Without altering anything, output the material below.

— Exercise input —
———
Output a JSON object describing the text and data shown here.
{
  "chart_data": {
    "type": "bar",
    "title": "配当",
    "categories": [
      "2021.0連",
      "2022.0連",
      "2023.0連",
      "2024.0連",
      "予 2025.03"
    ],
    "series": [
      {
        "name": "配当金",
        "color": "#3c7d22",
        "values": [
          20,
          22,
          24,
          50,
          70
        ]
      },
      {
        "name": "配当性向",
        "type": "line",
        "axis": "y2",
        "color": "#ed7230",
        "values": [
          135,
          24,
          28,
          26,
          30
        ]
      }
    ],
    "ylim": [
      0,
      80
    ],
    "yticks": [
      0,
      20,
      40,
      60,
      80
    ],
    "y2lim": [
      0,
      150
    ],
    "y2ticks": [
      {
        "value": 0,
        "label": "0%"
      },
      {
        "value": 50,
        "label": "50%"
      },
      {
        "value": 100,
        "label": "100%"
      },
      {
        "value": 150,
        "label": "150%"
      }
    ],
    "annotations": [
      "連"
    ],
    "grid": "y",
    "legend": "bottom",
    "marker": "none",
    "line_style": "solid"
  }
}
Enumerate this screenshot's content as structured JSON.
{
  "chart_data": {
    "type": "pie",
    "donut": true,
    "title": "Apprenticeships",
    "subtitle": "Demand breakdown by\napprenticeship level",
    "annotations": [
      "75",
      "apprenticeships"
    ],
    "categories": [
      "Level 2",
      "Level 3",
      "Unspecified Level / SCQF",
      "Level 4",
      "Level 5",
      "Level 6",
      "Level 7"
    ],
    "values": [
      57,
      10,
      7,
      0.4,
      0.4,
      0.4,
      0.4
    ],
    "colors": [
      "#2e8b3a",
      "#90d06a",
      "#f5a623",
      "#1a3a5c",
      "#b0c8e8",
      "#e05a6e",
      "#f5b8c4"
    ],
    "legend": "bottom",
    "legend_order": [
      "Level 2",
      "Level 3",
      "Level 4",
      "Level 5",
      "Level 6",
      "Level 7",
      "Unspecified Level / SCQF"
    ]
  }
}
———
— Task answer —
Output a JSON object describing the text and data shown here.
{
  "chart_data": {
    "type": "bar",
    "title": "配当",
    "categories": [
      "2021.0連",
      "2022.0連",
      "2023.0連",
      "2024.0連",
      "予 2025.03"
    ],
    "series": [
      {
        "name": "配当金",
        "color": "#3c7d22",
        "values": [
          20,
          22,
          24,
          50,
          70
        ]
      },
      {
        "name": "配当性向",
        "type": "line",
        "axis": "y2",
        "color": "#ed7230",
        "values": [
          135,
          24,
          28,
          26,
          30
        ]
      }
    ],
    "ylim": [
      0,
      80
    ],
    "yticks": [
      0,
      20,
      40,
      60,
      80
    ],
    "y2lim": [
      0,
      150
    ],
    "y2ticks": [
      {
        "value": 0,
        "label": "0%"
      },
      {
        "value": 50,
        "label": "50%"
      },
      {
        "value": 100,
        "label": "100%"
      },
      {
        "value": 150,
        "label": "150%"
      }
    ],
    "annotations": [
      "連"
    ],
    "grid": "y",
    "legend": "bottom",
    "marker": "none",
    "line_style": "solid"
  }
}
Enumerate this screenshot's content as structured JSON.
{
  "chart_data": {
    "type": "pie",
    "donut": true,
    "title": "Apprenticeships",
    "subtitle": "Demand breakdown by\napprenticeship level",
    "annotations": [
      "75",
      "apprenticeships"
    ],
    "categories": [
      "Level 2",
      "Level 3",
      "Unspecified Level / SCQF",
      "Level 4",
      "Level 5",
      "Level 6",
      "Level 7"
    ],
    "values": [
      57,
      10,
      7,
      0.4,
      0.4,
      0.4,
      0.4
    ],
    "colors": [
      "#2e8b3a",
      "#90d06a",
      "#f5a623",
      "#1a3a5c",
      "#b0c8e8",
      "#e05a6e",
      "#f5b8c4"
    ],
    "legend": "bottom",
    "legend_order": [
      "Level 2",
      "Level 3",
      "Level 4",
      "Level 5",
      "Level 6",
      "Level 7",
      "Unspecified Level / SCQF"
    ]
  }
}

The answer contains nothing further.